**What the task requires:** From the records, pick out and copy each line containing "Российской".

**Material for this exercise:**
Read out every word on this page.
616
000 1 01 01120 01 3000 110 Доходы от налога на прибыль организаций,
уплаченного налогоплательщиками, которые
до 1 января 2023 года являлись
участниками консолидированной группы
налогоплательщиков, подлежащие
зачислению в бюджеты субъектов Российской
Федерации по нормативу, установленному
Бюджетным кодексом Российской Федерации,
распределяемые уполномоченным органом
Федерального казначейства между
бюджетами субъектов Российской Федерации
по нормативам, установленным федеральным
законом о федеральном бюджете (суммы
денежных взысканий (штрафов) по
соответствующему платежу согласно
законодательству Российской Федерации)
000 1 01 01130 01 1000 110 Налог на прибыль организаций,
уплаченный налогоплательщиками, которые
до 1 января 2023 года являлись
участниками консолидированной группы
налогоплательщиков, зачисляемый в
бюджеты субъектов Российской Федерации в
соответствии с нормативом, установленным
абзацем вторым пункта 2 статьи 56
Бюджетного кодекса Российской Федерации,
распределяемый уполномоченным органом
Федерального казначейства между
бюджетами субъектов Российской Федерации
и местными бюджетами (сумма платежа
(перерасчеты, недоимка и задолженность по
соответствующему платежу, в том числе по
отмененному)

**Result:**
зачислению в бюджеты субъектов Российской
Бюджетным кодексом Российской Федерации,
бюджетами субъектов Российской Федерации
законодательству Российской Федерации)
бюджеты субъектов Российской Федерации в
Бюджетного кодекса Российской Федерации,
бюджетами субъектов Российской Федерации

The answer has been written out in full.